### STATED PROBLEM
All of the records below must be output exactly, with no pictures carried over.

═══ DATA LINES

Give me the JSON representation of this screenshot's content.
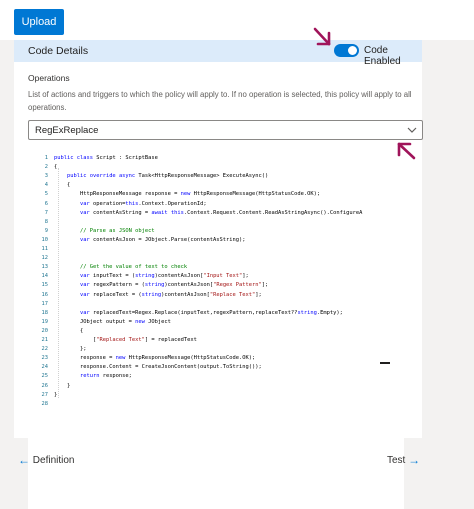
{
  "toolbar": {
    "upload_label": "Upload"
  },
  "panel": {
    "title": "Code Details",
    "toggle_label": "Code Enabled",
    "toggle_on": true
  },
  "operations": {
    "label": "Operations",
    "description": "List of actions and triggers to which the policy will apply to. If no operation is selected, this policy will apply to all operations.",
    "selected": "RegExReplace"
  },
  "code_lines": [
    "public class Script : ScriptBase",
    "{",
    "    public override async Task<HttpResponseMessage> ExecuteAsync()",
    "    {",
    "        HttpResponseMessage response = new HttpResponseMessage(HttpStatusCode.OK);",
    "        var operation=this.Context.OperationId;",
    "        var contentAsString = await this.Context.Request.Content.ReadAsStringAsync().ConfigureA",
    "",
    "        // Parse as JSON object",
    "        var contentAsJson = JObject.Parse(contentAsString);",
    "",
    "",
    "        // Get the value of text to check",
    "        var inputText = (string)contentAsJson[\"Input Text\"];",
    "        var regexPattern = (string)contentAsJson[\"Regex Pattern\"];",
    "        var replaceText = (string)contentAsJson[\"Replace Text\"];",
    "",
    "        var replacedText=Regex.Replace(inputText,regexPattern,replaceText??string.Empty);",
    "        JObject output = new JObject",
    "        {",
    "            [\"Replaced Text\"] = replacedText",
    "        };",
    "        response = new HttpResponseMessage(HttpStatusCode.OK);",
    "        response.Content = CreateJsonContent(output.ToString());",
    "        return response;",
    "    }",
    "}",
    ""
  ],
  "footer": {
    "prev_label": "Definition",
    "next_label": "Test"
  },
  "colors": {
    "accent": "#0078d4",
    "header_bg": "#dcebfa",
    "annotation": "#a0145a"
  }
}
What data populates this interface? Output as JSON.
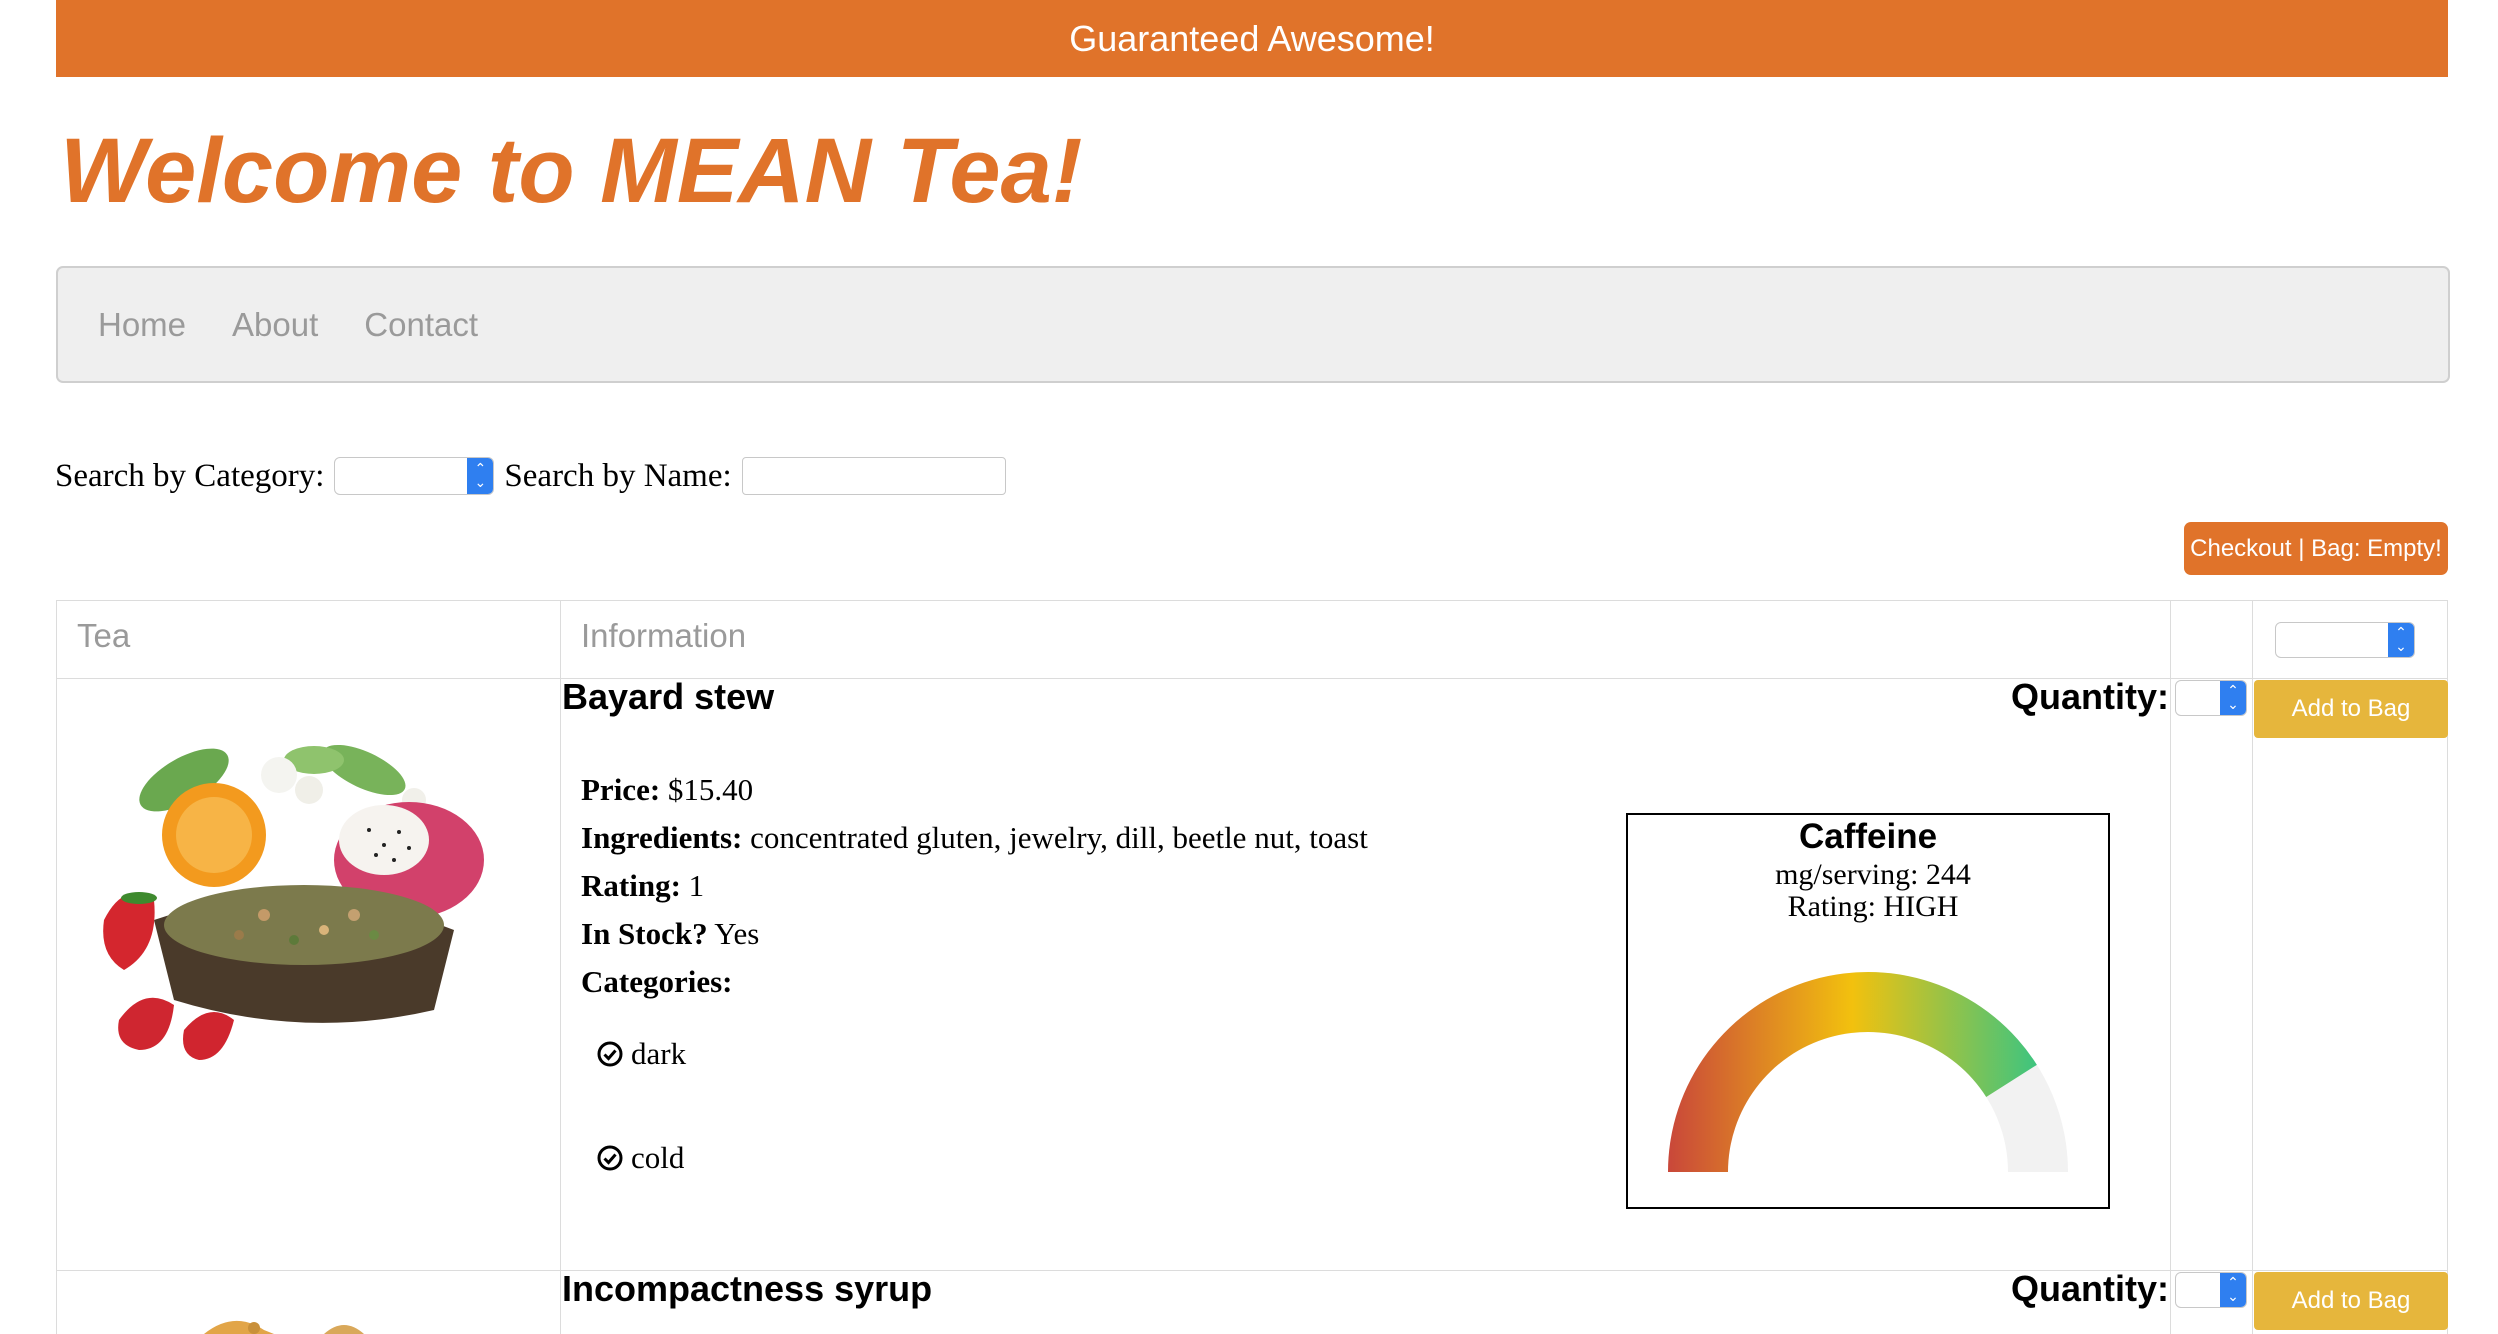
{
  "banner": {
    "text": "Guaranteed Awesome!"
  },
  "header": {
    "title": "Welcome to MEAN Tea!"
  },
  "nav": {
    "items": [
      "Home",
      "About",
      "Contact"
    ]
  },
  "search": {
    "category_label": "Search by Category:",
    "category_value": "",
    "name_label": "Search by Name:",
    "name_value": ""
  },
  "checkout": {
    "label": "Checkout | Bag: Empty!"
  },
  "table": {
    "headers": {
      "tea": "Tea",
      "information": "Information"
    },
    "sort_value": ""
  },
  "teas": [
    {
      "name": "Bayard stew",
      "quantity_label": "Quantity:",
      "quantity_value": "",
      "add_label": "Add to Bag",
      "price_label": "Price:",
      "price": "$15.40",
      "ingredients_label": "Ingredients:",
      "ingredients": "concentrated gluten, jewelry, dill, beetle nut, toast",
      "rating_label": "Rating:",
      "rating": "1",
      "stock_label": "In Stock?",
      "stock": "Yes",
      "categories_label": "Categories:",
      "categories": [
        "dark",
        "cold"
      ],
      "caffeine": {
        "title": "Caffeine",
        "mg_text": "mg/serving: 244",
        "rating_text": "Rating: HIGH",
        "level": 0.82,
        "colors": [
          "#c9473a",
          "#f2c10e",
          "#3ec47f"
        ]
      }
    },
    {
      "name": "Incompactness syrup",
      "quantity_label": "Quantity:",
      "quantity_value": "",
      "add_label": "Add to Bag"
    }
  ]
}
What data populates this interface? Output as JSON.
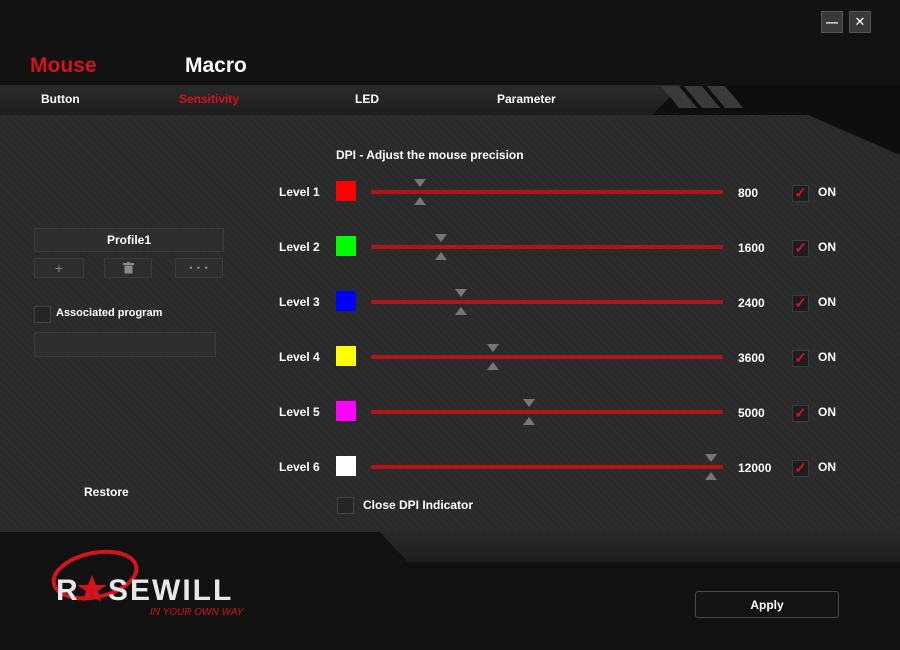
{
  "window": {
    "minimize_glyph": "—",
    "close_glyph": "✕"
  },
  "main_tabs": [
    {
      "label": "Mouse",
      "active": true
    },
    {
      "label": "Macro",
      "active": false
    }
  ],
  "sub_tabs": [
    {
      "label": "Button",
      "active": false
    },
    {
      "label": "Sensitivity",
      "active": true
    },
    {
      "label": "LED",
      "active": false
    },
    {
      "label": "Parameter",
      "active": false
    }
  ],
  "left_panel": {
    "profile_name": "Profile1",
    "add_glyph": "+",
    "delete_icon": "trash-icon",
    "more_glyph": "• • •",
    "associated_program_label": "Associated program",
    "associated_program_checked": false,
    "associated_program_value": "",
    "restore_label": "Restore"
  },
  "dpi": {
    "heading": "DPI  -  Adjust the mouse precision",
    "slider_max": 12000,
    "levels": [
      {
        "label": "Level 1",
        "color": "#ff0000",
        "value": "800",
        "enabled": true,
        "on_label": "ON"
      },
      {
        "label": "Level 2",
        "color": "#00ff00",
        "value": "1600",
        "enabled": true,
        "on_label": "ON"
      },
      {
        "label": "Level 3",
        "color": "#0000ff",
        "value": "2400",
        "enabled": true,
        "on_label": "ON"
      },
      {
        "label": "Level 4",
        "color": "#ffff00",
        "value": "3600",
        "enabled": true,
        "on_label": "ON"
      },
      {
        "label": "Level 5",
        "color": "#ff00ff",
        "value": "5000",
        "enabled": true,
        "on_label": "ON"
      },
      {
        "label": "Level 6",
        "color": "#ffffff",
        "value": "12000",
        "enabled": true,
        "on_label": "ON"
      }
    ],
    "close_indicator_label": "Close DPI Indicator",
    "close_indicator_checked": false
  },
  "footer": {
    "brand": "RSEWILL",
    "tagline": "IN YOUR OWN WAY",
    "apply_label": "Apply"
  },
  "colors": {
    "accent": "#d4141c",
    "track": "#b3141a",
    "background": "#2a2a2a"
  }
}
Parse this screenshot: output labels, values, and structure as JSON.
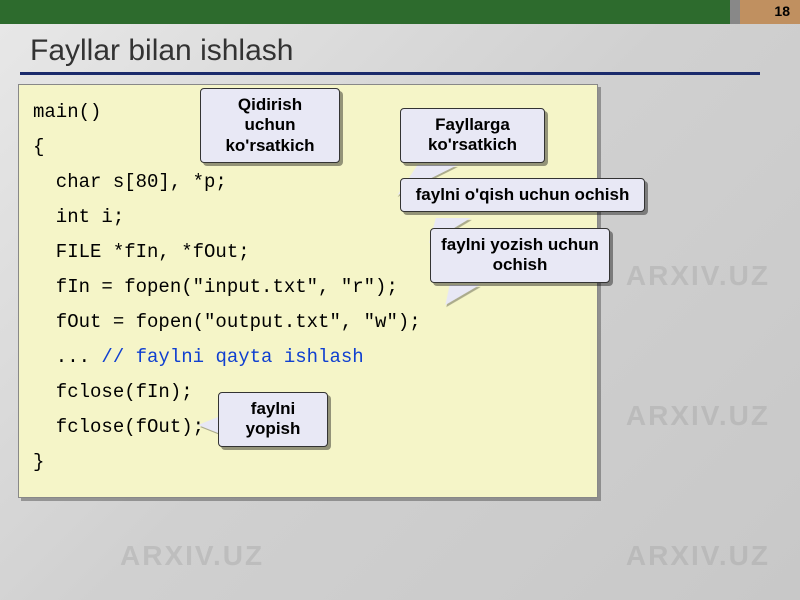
{
  "page_number": "18",
  "title": "Fayllar bilan ishlash",
  "watermark_text": "ARXIV.UZ",
  "code": {
    "line1": "main()",
    "line2": "{",
    "line3": "  char s[80], *p;",
    "line4": "  int i;",
    "line5": "  FILE *fIn, *fOut;",
    "line6": "  fIn = fopen(\"input.txt\", \"r\");",
    "line7": "  fOut = fopen(\"output.txt\", \"w\");",
    "line8a": "  ... ",
    "line8b": "// faylni qayta ishlash",
    "line9": "  fclose(fIn);",
    "line10": "  fclose(fOut);",
    "line11": "}"
  },
  "callouts": {
    "c1": "Qidirish uchun ko'rsatkich",
    "c2": "Fayllarga ko'rsatkich",
    "c3": "faylni o'qish uchun ochish",
    "c4": "faylni yozish uchun ochish",
    "c5": "faylni yopish"
  }
}
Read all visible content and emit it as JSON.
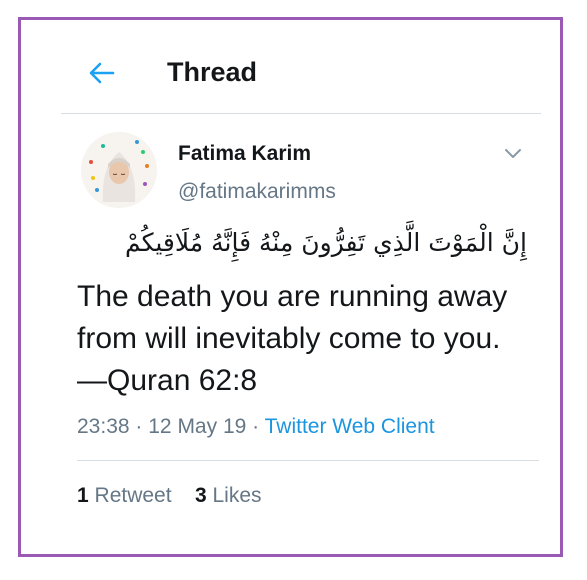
{
  "header": {
    "title": "Thread",
    "back_icon": "arrow-left-icon",
    "accent": "#1da1f2"
  },
  "tweet": {
    "author_name": "Fatima Karim",
    "author_handle": "@fatimakarimms",
    "arabic_text": "إِنَّ الْمَوْتَ الَّذِي تَفِرُّونَ مِنْهُ فَإِنَّهُ مُلَاقِيكُمْ",
    "text": "The death you are running away from will inevitably come to you. —Quran 62:8",
    "time": "23:38",
    "separator": "·",
    "date": "12 May 19",
    "client": "Twitter Web Client",
    "retweet_count": "1",
    "retweet_label": "Retweet",
    "like_count": "3",
    "like_label": "Likes"
  },
  "colors": {
    "frame_border": "#9b59b6",
    "link": "#1b95e0",
    "secondary_text": "#657786"
  }
}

══════

### COMPLETE OUTPUT
Give me the JSON representation of this screenshot's content.
{
  "toolbar": {
    "upload_label": "Upload"
  },
  "panel": {
    "title": "Code Details",
    "toggle_label": "Code Enabled",
    "toggle_on": true
  },
  "operations": {
    "label": "Operations",
    "description": "List of actions and triggers to which the policy will apply to. If no operation is selected, this policy will apply to all operations.",
    "selected": "RegExReplace"
  },
  "code_lines": [
    "public class Script : ScriptBase",
    "{",
    "    public override async Task<HttpResponseMessage> ExecuteAsync()",
    "    {",
    "        HttpResponseMessage response = new HttpResponseMessage(HttpStatusCode.OK);",
    "        var operation=this.Context.OperationId;",
    "        var contentAsString = await this.Context.Request.Content.ReadAsStringAsync().ConfigureA",
    "",
    "        // Parse as JSON object",
    "        var contentAsJson = JObject.Parse(contentAsString);",
    "",
    "",
    "        // Get the value of text to check",
    "        var inputText = (string)contentAsJson[\"Input Text\"];",
    "        var regexPattern = (string)contentAsJson[\"Regex Pattern\"];",
    "        var replaceText = (string)contentAsJson[\"Replace Text\"];",
    "",
    "        var replacedText=Regex.Replace(inputText,regexPattern,replaceText??string.Empty);",
    "        JObject output = new JObject",
    "        {",
    "            [\"Replaced Text\"] = replacedText",
    "        };",
    "        response = new HttpResponseMessage(HttpStatusCode.OK);",
    "        response.Content = CreateJsonContent(output.ToString());",
    "        return response;",
    "    }",
    "}",
    ""
  ],
  "footer": {
    "prev_label": "Definition",
    "next_label": "Test"
  },
  "colors": {
    "accent": "#0078d4",
    "header_bg": "#dcebfa",
    "annotation": "#a0145a"
  }
}
What data populates this interface? Output as JSON.
{
  "banner": {
    "text": "Guaranteed Awesome!"
  },
  "header": {
    "title": "Welcome to MEAN Tea!"
  },
  "nav": {
    "items": [
      "Home",
      "About",
      "Contact"
    ]
  },
  "search": {
    "category_label": "Search by Category:",
    "category_value": "",
    "name_label": "Search by Name:",
    "name_value": ""
  },
  "checkout": {
    "label": "Checkout | Bag: Empty!"
  },
  "table": {
    "headers": {
      "tea": "Tea",
      "information": "Information"
    },
    "sort_value": ""
  },
  "teas": [
    {
      "name": "Bayard stew",
      "quantity_label": "Quantity:",
      "quantity_value": "",
      "add_label": "Add to Bag",
      "price_label": "Price:",
      "price": "$15.40",
      "ingredients_label": "Ingredients:",
      "ingredients": "concentrated gluten, jewelry, dill, beetle nut, toast",
      "rating_label": "Rating:",
      "rating": "1",
      "stock_label": "In Stock?",
      "stock": "Yes",
      "categories_label": "Categories:",
      "categories": [
        "dark",
        "cold"
      ],
      "caffeine": {
        "title": "Caffeine",
        "mg_text": "mg/serving: 244",
        "rating_text": "Rating: HIGH",
        "level": 0.82,
        "colors": [
          "#c9473a",
          "#f2c10e",
          "#3ec47f"
        ]
      }
    },
    {
      "name": "Incompactness syrup",
      "quantity_label": "Quantity:",
      "quantity_value": "",
      "add_label": "Add to Bag"
    }
  ]
}
What data populates this interface? Output as JSON.
{
  "window": {
    "minimize_glyph": "—",
    "close_glyph": "✕"
  },
  "main_tabs": [
    {
      "label": "Mouse",
      "active": true
    },
    {
      "label": "Macro",
      "active": false
    }
  ],
  "sub_tabs": [
    {
      "label": "Button",
      "active": false
    },
    {
      "label": "Sensitivity",
      "active": true
    },
    {
      "label": "LED",
      "active": false
    },
    {
      "label": "Parameter",
      "active": false
    }
  ],
  "left_panel": {
    "profile_name": "Profile1",
    "add_glyph": "+",
    "delete_icon": "trash-icon",
    "more_glyph": "• • •",
    "associated_program_label": "Associated program",
    "associated_program_checked": false,
    "associated_program_value": "",
    "restore_label": "Restore"
  },
  "dpi": {
    "heading": "DPI  -  Adjust the mouse precision",
    "slider_max": 12000,
    "levels": [
      {
        "label": "Level 1",
        "color": "#ff0000",
        "value": "800",
        "enabled": true,
        "on_label": "ON"
      },
      {
        "label": "Level 2",
        "color": "#00ff00",
        "value": "1600",
        "enabled": true,
        "on_label": "ON"
      },
      {
        "label": "Level 3",
        "color": "#0000ff",
        "value": "2400",
        "enabled": true,
        "on_label": "ON"
      },
      {
        "label": "Level 4",
        "color": "#ffff00",
        "value": "3600",
        "enabled": true,
        "on_label": "ON"
      },
      {
        "label": "Level 5",
        "color": "#ff00ff",
        "value": "5000",
        "enabled": true,
        "on_label": "ON"
      },
      {
        "label": "Level 6",
        "color": "#ffffff",
        "value": "12000",
        "enabled": true,
        "on_label": "ON"
      }
    ],
    "close_indicator_label": "Close DPI Indicator",
    "close_indicator_checked": false
  },
  "footer": {
    "brand": "RSEWILL",
    "tagline": "IN YOUR OWN WAY",
    "apply_label": "Apply"
  },
  "colors": {
    "accent": "#d4141c",
    "track": "#b3141a",
    "background": "#2a2a2a"
  }
}
Parse this screenshot: output labels, values, and structure as JSON.
{
  "page_number": "18",
  "title": "Fayllar bilan ishlash",
  "watermark_text": "ARXIV.UZ",
  "code": {
    "line1": "main()",
    "line2": "{",
    "line3": "  char s[80], *p;",
    "line4": "  int i;",
    "line5": "  FILE *fIn, *fOut;",
    "line6": "  fIn = fopen(\"input.txt\", \"r\");",
    "line7": "  fOut = fopen(\"output.txt\", \"w\");",
    "line8a": "  ... ",
    "line8b": "// faylni qayta ishlash",
    "line9": "  fclose(fIn);",
    "line10": "  fclose(fOut);",
    "line11": "}"
  },
  "callouts": {
    "c1": "Qidirish uchun ko'rsatkich",
    "c2": "Fayllarga ko'rsatkich",
    "c3": "faylni o'qish uchun ochish",
    "c4": "faylni yozish uchun ochish",
    "c5": "faylni yopish"
  }
}
Read all visible content and emit it as JSON.
{
  "header": {
    "title": "Thread",
    "back_icon": "arrow-left-icon",
    "accent": "#1da1f2"
  },
  "tweet": {
    "author_name": "Fatima Karim",
    "author_handle": "@fatimakarimms",
    "arabic_text": "إِنَّ الْمَوْتَ الَّذِي تَفِرُّونَ مِنْهُ فَإِنَّهُ مُلَاقِيكُمْ",
    "text": "The death you are running away from will inevitably come to you. —Quran 62:8",
    "time": "23:38",
    "separator": "·",
    "date": "12 May 19",
    "client": "Twitter Web Client",
    "retweet_count": "1",
    "retweet_label": "Retweet",
    "like_count": "3",
    "like_label": "Likes"
  },
  "colors": {
    "frame_border": "#9b59b6",
    "link": "#1b95e0",
    "secondary_text": "#657786"
  }
}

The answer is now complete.